EXERCISE INSTRUCTIONS:
(1) Translate this sentence from the court opinion on the Brooks dissolution into Spanish: "Goodwill produced in a professional setting is no less property than that arising from a commercial setting."
(2) According to the court opinion on the Brooks dissolution, what did Hanson primarily decide?
(3) Continue the court opinion on the Brooks dissolution from the point where it ends.

TEXT SEGMENT:
══════════════════════════════

Marriage of Brooks, In re

Decision Date09 December 1987
Docket NumberNo. 14454,14454
Citation742 S.W.2d 585
PartiesIn re MARRIAGE OF BROOKS. William Paul BROOKS, Petitioner-Appellant, v. Rose Marie BROOKS, Respondent-Respondent.
CourtMissouri Court of Appeals

Harold A. Kyser, Butler, for petitioner-appellant.

George R. Lilleston, Clinton, for respondent-respondent.

HOGAN, Judge.

This is a proceeding for dissolution of a marriage of 21 years. The only issue tendered is whether a family business was properly valued by the trial court as an asset subject to distribution as marital property under the provisions of § 452.330, RSMo 1986. 1 The cause was argued and submitted to this court at its regular September 1986 Session at Springfield. Because the appeal involves valuation and distribution of that intangible asset called "goodwill" as marital property and because we were aware that consideration of goodwill as an intangible asset subject to distribution as marital property had been undertaken by our Supreme Court, we deferred adjudication of this case. With the filing of Hanson v. Hanson, Graham v. Graham (consolidated), 738 S.W.2d 429 (Mo. banc 1987), and Taylor v. Taylor, 736 S.W.2d 388 (Mo. banc 1987), we have the benefit of our Supreme Court's guidance, even though the court did not make its decisions retroactive. Hanson decided, primarily, that the goodwill of a professional practice is a marital asset subject to division in dissolution proceedings. Further, Hanson reaffirmed that goodwill is property in the following language:

"Is goodwill property? Our courts have long recognized that 'the good will of a business is property....' Sessinghaus Milling Co. v. Hanebrink, 247 Mo. 212, 152 S.W. 354, 357 (Mo.1912); Montgomery v. Getty, 284 S.W.2d 313 (Mo.App.1955); Magee v. Pope, , 112 S.W.2d 891, 899 (Mo.App.1938); Kreger Glass Co. v. Kreger, 49 S.W.2d 260 (Mo.App.1932). Goodwill produced in a professional setting is no less property than that arising from a commercial setting.

Accounting texts define goodwill as 'an economic advantage which exists when the total value of a business is more than the value of its identifiable assets. This economic advantage arises because the expected earnings of the business exceed the level of earnings on only its identifiable assets....' Welsch, Zlatkovich, and Harrison, Intermediate Accounting, 438 (6th ed. 1982). '[It] is an intangible asset that attaches to a business as a result of such favorable factors as location, product superiority, reputation, and managerial skill....' Niswonger and Fess, Accounting Principles, 257 (12th ed. 1977).

Courts have defined goodwill as 'nothing more than the probability, that the old customers will resort to the old place.' Cruttwell v. Lye, 17 Ves. 335, 346, 34 Eng.Rep. 129, 134 (Ch. 1810). 'Men will pay for any privilege that gives a reasonable expectancy of preference in the race of competition. Such expectancy may come from succession in a place or name or otherwise to a business that has won the favor of its customers.' In re Brown, 242 N.Y. 1, 6, 150 N.E. 581, 582 (1926).

══════════════════════════════

SUPPLIED MATERIAL:
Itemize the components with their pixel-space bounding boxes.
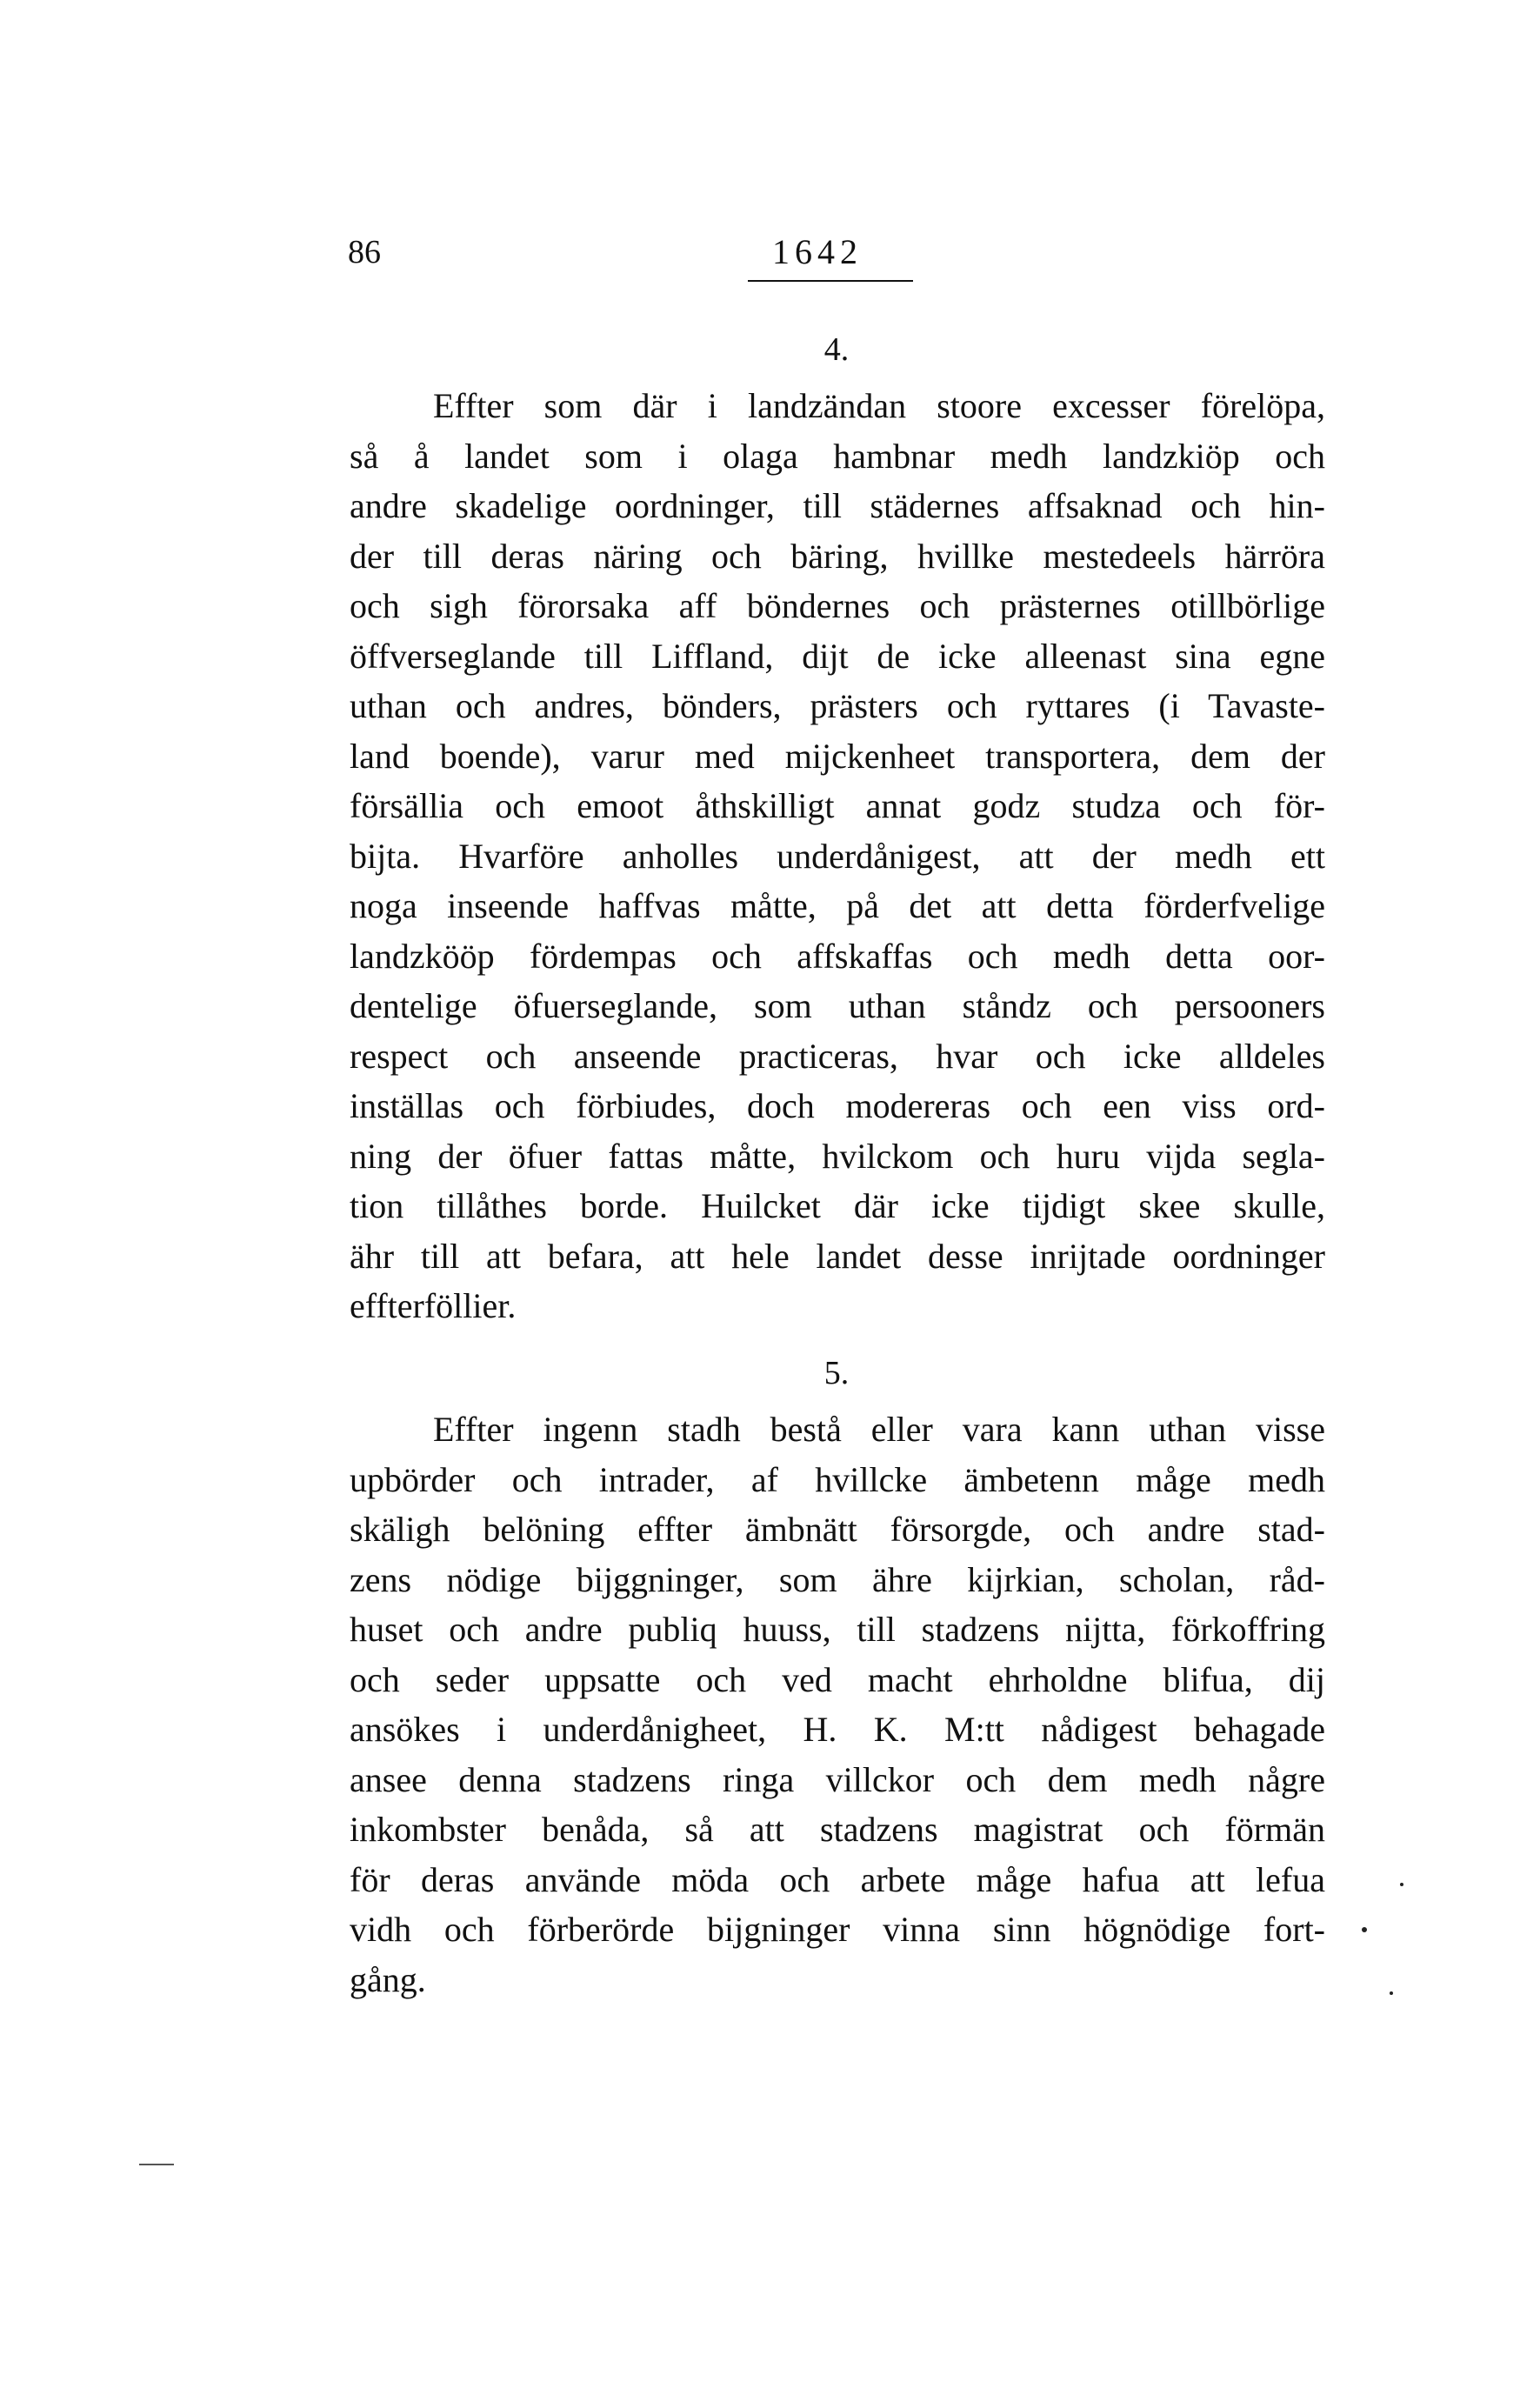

══════════════════════════════

ANSWERS TO THE EXERCISES:
(1) El fondo de comercio generado en un entorno profesional no es menos propiedad que el que surge de un entorno comercial.

(2) Hanson decided that the goodwill of a professional practice is a marital asset subject to division in dissolution proceedings.

(3)
The common theme in all of these definitions is that the goodwill which can be sold, and is therefore property, attaches not to an individual but to a business entity. Goodwill has no separate existence; it has value only as an incident of a continuing business."

Hanson, 738 S.W.2d at 433.

The court's opinion was focussed upon the goodwill of a professional practice acquired during marriage. In valuing such goodwill as marital property, the court stated its strong preference for fair market valuation both as evidence of the existence of goodwill and of its true value, and rejected capitalization formulae because of: a) the speculative nature of such formulae in a professional context; b) the tendency of such formulae to place a present value on the future earning capacity of the individual professional, and c) because of the " 'disturbing equity in compelling a professional practitioner to pay a spouse a share of intangible assets at a judicially determined value that could not be realized by a sale or another method of liquidating value.' [Citation omitted.]" See Taylor, 736 S.W.2d at 390.

Nevertheless, we do not read Hanson, Graham and Taylor as rejecting all capitalization formulae as methods of valuing goodwill as an intangible asset of a commercial corporation or other business organization, no matter the nature of the business involved. 2 We undertake no gloss on the Hanson and Graham opinions, but there is apparently no end to the types of business enterprise which have been recognized as marital assets under the provisions of the Uniform Marriage and Divorce Act, 9A U.L.A., p. 156 (1987). 3 Manifestly no single method of valuing a business as a marital asset can be made applicable to every case, nor to the goodwill incident to that business, except where a professional practice is concerned.

Turning to the case at hand, the most remarkable characteristic of the marriage was its material success. At the time the parties were married, the petitioner (plaintiff) was 20 years of age, the respondent (defendant) 21. Both parties were employed by Western Electric in Kansas City. Plaintiff was employed as a tool and die maker; the defendant was employed as a production worker. The parties lived at Adrian, in Bates County, and commuted to work.

The family business began as a hobby. Plaintiff testified that he "ran machines at work and ... enjoyed it and ... actually started [the business] just as a hobby." Plaintiff bought a lathe, put it in his garage and started turning out machinery spare parts for Remington Arms. In 1966 plaintiff terminated his employment at Western Electric to work full time at home. By that time, plaintiff's original lathe had become a machine shop. The defendant did not, according to the plaintiff, work in the shop "doing production" but did some of the "book work." The defendant's version of the facts was that she was active in the management of the business; she did the clerical work, looked after the payroll, maintained the inventory, and kept the records in order. The trial court could readily have found that the machine shop was a family-owned, family-operated business.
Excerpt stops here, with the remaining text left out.